== Records for this task ==
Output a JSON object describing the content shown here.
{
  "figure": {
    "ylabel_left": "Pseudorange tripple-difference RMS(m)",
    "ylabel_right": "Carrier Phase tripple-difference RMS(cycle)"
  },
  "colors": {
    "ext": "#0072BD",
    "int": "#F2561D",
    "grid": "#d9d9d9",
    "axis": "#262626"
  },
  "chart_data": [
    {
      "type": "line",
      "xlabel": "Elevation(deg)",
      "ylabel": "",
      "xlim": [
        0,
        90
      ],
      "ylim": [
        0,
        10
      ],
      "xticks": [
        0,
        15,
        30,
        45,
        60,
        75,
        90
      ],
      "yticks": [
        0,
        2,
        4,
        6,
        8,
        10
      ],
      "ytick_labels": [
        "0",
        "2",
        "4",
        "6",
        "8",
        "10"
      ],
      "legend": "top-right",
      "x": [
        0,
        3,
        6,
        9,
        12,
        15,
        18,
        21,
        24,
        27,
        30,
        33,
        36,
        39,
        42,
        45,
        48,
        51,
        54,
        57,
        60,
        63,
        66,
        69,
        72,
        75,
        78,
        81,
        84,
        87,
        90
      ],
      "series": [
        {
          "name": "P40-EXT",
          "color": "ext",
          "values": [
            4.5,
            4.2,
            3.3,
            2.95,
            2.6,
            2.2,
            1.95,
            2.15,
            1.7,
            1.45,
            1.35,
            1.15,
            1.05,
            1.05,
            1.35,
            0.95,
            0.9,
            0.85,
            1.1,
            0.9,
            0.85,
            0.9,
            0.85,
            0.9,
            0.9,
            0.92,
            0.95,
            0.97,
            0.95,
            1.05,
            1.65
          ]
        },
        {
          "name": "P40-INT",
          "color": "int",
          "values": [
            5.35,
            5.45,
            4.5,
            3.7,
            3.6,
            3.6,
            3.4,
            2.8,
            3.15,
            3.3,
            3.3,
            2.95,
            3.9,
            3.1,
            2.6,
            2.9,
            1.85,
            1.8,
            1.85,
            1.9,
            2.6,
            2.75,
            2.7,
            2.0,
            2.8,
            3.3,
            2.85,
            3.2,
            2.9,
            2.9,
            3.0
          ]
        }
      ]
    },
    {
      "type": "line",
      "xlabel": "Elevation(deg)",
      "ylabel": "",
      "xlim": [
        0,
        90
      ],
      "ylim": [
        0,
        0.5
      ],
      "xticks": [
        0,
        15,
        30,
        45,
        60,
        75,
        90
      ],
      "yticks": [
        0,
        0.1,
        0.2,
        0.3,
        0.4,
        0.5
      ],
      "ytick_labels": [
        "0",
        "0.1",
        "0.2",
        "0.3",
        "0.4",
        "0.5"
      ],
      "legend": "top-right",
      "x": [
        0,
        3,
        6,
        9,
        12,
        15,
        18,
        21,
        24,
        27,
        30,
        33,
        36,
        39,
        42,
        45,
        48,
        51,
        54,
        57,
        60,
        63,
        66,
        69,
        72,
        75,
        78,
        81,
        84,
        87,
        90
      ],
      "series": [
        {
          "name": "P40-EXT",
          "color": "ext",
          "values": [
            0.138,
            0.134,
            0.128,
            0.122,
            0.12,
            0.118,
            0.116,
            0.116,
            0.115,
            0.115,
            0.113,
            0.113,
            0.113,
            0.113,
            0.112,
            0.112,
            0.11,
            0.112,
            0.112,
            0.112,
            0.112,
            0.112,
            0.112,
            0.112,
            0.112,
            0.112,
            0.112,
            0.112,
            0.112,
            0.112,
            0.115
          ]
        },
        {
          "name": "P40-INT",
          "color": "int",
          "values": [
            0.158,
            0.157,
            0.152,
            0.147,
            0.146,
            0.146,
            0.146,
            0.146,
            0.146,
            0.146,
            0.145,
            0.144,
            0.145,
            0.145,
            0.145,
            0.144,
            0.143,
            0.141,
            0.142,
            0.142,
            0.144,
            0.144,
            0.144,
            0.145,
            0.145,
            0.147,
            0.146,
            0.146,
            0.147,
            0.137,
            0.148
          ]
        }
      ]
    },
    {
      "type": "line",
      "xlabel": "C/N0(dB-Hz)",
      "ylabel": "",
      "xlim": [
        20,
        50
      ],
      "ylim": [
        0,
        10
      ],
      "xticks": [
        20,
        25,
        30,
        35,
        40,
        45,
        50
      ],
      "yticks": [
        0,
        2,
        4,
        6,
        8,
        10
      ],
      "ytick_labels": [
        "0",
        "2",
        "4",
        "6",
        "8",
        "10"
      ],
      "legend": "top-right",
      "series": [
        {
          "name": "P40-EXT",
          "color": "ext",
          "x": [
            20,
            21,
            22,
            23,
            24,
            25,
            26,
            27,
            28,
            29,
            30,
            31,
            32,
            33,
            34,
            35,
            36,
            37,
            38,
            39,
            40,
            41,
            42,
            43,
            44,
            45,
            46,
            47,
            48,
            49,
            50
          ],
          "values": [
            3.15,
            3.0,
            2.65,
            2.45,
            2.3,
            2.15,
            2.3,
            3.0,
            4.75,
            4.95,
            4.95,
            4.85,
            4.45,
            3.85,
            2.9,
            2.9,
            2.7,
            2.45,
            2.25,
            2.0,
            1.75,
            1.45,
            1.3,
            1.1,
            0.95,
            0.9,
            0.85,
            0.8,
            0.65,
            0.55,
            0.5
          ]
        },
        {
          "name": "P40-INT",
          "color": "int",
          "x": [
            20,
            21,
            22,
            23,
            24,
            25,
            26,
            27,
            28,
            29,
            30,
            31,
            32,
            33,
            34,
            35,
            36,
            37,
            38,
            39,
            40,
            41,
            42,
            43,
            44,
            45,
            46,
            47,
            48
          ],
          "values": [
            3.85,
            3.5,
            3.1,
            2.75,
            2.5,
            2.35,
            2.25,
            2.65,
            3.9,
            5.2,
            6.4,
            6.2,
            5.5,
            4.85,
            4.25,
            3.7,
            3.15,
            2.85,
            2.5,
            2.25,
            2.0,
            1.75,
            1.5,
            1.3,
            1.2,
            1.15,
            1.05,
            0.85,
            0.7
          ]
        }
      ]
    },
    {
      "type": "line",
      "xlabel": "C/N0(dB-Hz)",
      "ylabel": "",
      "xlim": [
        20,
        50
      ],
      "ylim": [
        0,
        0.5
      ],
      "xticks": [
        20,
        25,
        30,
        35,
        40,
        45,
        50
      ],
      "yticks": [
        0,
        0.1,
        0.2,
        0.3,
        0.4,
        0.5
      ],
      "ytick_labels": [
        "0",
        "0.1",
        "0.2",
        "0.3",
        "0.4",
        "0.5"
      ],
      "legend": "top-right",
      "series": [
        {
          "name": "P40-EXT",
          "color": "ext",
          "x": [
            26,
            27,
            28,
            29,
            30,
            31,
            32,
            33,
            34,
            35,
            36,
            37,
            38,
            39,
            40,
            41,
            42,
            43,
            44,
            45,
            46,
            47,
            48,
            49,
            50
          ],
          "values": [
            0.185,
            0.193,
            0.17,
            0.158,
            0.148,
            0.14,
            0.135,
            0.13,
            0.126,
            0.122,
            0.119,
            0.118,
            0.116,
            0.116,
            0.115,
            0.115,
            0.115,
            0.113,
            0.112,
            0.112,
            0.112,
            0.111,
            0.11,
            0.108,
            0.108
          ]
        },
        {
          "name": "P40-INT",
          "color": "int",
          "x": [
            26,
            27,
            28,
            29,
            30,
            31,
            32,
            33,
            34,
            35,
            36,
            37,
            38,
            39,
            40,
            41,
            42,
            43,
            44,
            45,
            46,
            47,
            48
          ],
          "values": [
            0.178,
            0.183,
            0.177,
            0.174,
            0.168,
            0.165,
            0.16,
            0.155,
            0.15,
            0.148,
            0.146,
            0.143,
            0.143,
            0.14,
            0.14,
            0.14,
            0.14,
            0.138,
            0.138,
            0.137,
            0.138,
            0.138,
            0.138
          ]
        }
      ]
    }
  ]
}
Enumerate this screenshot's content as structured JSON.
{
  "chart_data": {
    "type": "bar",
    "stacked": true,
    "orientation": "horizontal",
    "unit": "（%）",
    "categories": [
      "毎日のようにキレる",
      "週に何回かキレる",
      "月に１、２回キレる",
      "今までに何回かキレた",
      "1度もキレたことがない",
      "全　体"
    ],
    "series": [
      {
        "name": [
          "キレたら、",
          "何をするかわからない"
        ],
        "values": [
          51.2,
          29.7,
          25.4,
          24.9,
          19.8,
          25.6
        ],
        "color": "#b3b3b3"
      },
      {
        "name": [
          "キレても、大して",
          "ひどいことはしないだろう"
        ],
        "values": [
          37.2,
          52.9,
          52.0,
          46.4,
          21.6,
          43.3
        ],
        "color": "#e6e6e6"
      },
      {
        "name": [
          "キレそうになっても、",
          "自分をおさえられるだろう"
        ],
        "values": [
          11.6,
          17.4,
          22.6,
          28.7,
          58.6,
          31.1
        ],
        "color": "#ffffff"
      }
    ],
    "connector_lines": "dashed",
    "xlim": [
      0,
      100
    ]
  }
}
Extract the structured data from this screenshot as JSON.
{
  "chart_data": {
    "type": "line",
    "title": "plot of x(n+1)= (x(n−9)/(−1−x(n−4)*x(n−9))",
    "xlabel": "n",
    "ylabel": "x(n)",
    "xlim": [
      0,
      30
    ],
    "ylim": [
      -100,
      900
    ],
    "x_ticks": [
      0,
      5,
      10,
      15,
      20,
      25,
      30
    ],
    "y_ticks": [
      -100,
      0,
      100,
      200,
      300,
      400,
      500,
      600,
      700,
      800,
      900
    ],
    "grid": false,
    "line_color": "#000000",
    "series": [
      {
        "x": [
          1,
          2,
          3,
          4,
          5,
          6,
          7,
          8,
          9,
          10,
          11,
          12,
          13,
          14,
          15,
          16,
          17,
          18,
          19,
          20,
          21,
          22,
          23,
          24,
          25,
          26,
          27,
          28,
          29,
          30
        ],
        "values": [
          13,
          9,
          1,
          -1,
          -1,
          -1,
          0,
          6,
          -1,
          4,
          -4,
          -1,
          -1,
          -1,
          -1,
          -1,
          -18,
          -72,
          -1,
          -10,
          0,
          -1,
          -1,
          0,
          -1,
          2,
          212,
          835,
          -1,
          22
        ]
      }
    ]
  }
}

== Task prompt ==
Copy, from the material, each line that holds the string "tripple".

== Response ==
    "ylabel_left": "Pseudorange tripple-difference RMS(m)",
    "ylabel_right": "Carrier Phase tripple-difference RMS(cycle)"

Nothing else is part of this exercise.